■ WHAT IS EXPECTED
Show every line in the records below that contains the word "GlobDockQ".

Records that describe figures
^^^^

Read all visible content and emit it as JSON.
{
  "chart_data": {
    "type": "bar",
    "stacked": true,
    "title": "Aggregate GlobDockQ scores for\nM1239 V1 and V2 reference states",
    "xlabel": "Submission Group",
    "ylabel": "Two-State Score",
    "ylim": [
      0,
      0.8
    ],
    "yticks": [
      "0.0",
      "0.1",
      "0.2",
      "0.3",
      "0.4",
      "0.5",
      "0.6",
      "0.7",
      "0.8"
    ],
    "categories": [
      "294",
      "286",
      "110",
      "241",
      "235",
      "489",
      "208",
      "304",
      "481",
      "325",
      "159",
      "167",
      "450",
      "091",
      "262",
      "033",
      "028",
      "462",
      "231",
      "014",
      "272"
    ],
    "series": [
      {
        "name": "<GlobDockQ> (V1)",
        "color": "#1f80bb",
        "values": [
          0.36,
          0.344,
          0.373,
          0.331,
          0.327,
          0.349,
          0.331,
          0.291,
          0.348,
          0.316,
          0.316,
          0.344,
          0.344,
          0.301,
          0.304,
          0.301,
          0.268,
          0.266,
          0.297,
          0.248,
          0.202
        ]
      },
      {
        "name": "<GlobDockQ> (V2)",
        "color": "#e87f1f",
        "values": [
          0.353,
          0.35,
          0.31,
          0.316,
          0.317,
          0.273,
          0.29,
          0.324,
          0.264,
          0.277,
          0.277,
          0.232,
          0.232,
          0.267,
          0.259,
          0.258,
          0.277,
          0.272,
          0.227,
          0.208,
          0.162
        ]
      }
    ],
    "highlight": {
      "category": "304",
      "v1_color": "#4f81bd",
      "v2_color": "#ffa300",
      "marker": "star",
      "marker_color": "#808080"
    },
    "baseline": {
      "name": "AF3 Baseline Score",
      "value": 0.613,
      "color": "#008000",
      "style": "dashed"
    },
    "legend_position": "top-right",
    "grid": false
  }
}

^^^^

■ FINAL ANSWER
    "title": "Aggregate GlobDockQ scores for\nM1239 V1 and V2 reference states",
        "name": "<GlobDockQ> (V1)",
        "name": "<GlobDockQ> (V2)",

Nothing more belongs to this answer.